Filter the records below down to lines containing "essere".

(Collected data)
----

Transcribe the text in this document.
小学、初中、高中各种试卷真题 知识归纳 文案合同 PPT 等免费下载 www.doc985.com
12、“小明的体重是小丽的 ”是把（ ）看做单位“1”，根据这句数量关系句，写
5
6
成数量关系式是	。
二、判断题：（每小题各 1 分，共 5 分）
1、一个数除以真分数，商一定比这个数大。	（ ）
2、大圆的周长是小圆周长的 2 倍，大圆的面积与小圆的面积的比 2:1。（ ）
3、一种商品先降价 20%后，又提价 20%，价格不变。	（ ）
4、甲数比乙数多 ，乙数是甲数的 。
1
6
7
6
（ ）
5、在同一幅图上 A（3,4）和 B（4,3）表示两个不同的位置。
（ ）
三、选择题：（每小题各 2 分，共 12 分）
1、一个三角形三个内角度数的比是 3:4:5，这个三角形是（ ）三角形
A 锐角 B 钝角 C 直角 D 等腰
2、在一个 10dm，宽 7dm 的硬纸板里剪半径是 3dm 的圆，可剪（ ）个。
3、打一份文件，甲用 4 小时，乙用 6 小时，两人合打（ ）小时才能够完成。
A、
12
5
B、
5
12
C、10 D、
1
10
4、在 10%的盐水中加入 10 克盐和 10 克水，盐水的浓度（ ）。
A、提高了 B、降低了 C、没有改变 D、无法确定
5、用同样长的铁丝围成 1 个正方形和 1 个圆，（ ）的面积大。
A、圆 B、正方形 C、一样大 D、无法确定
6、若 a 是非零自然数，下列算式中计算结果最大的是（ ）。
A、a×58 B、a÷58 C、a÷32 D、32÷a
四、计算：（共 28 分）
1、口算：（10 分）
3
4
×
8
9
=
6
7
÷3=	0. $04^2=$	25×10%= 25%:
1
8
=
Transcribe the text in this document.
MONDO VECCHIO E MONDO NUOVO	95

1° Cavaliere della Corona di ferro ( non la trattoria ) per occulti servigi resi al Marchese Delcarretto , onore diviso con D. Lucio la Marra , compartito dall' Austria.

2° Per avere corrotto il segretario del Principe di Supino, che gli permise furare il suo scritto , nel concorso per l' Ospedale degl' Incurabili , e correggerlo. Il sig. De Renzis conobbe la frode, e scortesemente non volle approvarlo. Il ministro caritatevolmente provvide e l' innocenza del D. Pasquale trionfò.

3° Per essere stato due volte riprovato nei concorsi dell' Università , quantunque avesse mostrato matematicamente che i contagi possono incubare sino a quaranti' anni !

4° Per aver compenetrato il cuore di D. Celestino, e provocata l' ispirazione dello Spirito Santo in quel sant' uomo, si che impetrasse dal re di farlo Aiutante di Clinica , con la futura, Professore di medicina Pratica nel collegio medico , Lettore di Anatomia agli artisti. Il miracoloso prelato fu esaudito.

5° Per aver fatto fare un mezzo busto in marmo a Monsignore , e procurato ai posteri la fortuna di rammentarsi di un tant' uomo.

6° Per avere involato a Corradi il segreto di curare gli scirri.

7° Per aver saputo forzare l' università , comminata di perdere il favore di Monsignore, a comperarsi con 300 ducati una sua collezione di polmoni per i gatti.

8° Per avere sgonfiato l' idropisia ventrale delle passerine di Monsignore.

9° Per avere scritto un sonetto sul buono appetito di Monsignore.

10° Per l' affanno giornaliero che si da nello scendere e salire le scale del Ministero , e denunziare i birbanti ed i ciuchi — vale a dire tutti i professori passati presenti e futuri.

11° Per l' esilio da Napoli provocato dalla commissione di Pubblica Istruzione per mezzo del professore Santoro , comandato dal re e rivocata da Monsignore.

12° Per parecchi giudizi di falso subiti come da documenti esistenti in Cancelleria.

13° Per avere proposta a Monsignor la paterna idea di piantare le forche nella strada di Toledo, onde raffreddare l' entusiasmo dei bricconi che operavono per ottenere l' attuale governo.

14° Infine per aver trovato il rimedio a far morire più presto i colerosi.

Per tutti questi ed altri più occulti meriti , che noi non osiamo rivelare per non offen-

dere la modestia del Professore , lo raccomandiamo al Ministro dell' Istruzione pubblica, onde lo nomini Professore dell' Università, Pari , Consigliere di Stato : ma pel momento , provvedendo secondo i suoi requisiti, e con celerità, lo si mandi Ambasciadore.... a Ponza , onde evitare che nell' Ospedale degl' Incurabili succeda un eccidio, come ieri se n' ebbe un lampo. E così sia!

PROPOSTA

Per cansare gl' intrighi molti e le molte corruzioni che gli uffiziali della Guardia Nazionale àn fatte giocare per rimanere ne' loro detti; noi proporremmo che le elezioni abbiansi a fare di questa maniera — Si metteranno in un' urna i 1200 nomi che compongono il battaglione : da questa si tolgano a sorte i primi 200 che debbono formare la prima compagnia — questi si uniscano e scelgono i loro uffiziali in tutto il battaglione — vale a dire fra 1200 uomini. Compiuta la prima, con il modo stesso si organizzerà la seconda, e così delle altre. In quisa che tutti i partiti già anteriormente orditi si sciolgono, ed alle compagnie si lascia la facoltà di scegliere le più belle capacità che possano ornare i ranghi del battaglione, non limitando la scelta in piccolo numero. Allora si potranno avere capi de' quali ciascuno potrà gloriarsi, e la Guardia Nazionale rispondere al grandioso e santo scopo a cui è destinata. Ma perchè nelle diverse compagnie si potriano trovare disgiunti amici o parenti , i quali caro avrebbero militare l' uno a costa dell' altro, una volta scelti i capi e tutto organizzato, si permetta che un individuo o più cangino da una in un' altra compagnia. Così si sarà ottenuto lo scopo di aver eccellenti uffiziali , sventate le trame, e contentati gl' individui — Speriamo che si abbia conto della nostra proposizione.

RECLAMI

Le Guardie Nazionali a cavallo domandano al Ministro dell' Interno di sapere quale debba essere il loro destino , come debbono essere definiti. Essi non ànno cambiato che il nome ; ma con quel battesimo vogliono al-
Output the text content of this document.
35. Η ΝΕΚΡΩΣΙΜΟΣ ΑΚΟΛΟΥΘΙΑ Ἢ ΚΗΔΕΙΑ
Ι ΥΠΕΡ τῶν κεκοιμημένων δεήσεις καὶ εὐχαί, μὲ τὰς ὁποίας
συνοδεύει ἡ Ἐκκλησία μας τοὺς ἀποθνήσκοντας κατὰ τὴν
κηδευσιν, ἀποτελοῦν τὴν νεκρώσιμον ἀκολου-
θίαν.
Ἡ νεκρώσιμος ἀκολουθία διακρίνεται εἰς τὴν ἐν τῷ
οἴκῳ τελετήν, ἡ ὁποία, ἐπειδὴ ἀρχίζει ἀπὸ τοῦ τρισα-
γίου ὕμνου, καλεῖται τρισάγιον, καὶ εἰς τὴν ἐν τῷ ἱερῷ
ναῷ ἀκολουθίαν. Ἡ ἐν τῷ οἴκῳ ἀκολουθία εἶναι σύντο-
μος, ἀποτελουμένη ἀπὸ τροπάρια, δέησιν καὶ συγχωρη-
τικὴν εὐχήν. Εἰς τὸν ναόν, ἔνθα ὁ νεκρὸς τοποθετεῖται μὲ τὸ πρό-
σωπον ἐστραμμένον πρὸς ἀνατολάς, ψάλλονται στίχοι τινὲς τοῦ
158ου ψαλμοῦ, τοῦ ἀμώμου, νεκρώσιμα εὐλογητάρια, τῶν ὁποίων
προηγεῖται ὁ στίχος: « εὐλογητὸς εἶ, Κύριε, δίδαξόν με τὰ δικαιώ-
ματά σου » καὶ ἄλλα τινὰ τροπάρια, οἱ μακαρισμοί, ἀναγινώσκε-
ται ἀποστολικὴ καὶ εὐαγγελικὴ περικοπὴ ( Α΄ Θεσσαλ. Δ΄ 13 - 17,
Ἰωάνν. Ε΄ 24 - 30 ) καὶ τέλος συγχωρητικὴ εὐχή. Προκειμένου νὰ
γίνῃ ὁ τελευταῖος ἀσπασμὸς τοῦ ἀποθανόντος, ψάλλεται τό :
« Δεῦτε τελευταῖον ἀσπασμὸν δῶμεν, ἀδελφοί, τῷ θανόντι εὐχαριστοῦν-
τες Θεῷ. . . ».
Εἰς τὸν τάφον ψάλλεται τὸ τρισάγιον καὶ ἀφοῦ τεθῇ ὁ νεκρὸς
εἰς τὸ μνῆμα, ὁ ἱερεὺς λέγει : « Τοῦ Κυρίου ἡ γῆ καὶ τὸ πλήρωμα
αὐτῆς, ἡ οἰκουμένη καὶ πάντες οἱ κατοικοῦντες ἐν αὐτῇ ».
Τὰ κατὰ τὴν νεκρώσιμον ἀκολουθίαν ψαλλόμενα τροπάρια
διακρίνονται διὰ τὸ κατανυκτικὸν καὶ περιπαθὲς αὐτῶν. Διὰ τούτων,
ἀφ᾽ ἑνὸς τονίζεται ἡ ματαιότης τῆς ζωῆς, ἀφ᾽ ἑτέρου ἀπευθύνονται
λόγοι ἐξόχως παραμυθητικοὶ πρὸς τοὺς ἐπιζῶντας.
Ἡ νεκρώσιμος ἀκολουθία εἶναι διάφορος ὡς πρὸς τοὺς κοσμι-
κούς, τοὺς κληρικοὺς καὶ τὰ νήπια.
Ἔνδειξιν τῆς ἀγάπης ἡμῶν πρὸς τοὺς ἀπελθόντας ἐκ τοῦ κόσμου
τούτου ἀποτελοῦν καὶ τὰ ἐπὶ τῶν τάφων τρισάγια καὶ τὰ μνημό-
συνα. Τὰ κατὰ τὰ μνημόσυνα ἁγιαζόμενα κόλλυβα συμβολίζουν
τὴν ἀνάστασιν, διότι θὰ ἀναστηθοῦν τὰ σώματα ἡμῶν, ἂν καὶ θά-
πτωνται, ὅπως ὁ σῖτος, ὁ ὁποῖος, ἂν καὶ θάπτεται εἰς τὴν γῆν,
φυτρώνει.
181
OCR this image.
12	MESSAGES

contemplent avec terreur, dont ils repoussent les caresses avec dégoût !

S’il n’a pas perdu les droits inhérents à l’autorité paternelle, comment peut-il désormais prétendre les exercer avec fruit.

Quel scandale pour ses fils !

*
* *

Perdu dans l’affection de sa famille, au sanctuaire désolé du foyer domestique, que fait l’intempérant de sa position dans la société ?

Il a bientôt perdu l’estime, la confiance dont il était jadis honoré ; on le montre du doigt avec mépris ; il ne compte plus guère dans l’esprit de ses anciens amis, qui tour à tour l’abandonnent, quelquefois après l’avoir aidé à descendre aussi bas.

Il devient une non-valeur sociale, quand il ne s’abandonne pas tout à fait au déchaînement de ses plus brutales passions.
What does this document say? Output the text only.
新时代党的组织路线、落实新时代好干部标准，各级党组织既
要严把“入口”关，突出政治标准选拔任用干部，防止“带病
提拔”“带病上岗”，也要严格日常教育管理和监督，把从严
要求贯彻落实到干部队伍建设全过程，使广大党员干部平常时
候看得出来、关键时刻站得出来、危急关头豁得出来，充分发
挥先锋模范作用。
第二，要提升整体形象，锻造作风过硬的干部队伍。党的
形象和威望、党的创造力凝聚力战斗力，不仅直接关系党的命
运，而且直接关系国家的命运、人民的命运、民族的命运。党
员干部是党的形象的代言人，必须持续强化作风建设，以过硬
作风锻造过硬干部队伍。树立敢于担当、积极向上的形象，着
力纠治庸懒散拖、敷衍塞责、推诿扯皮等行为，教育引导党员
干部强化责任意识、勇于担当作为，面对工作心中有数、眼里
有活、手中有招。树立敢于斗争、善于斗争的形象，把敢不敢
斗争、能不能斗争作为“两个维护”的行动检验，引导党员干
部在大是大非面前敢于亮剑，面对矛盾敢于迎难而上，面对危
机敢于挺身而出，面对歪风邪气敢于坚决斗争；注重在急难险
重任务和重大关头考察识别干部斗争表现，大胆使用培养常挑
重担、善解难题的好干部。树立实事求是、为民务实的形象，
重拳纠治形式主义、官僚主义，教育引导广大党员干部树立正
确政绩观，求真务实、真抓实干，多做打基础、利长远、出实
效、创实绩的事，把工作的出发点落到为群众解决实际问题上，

----

▶ Solution below:
3° Per essere stato due volte riprovato nei concorsi dell' Università , quantunque avesse mostrato matematicamente che i contagi possono incubare sino a quaranti' anni !
Le Guardie Nazionali a cavallo domandano al Ministro dell' Interno di sapere quale debba essere il loro destino , come debbono essere definiti. Essi non ànno cambiato che il nome ; ma con quel battesimo vogliono al-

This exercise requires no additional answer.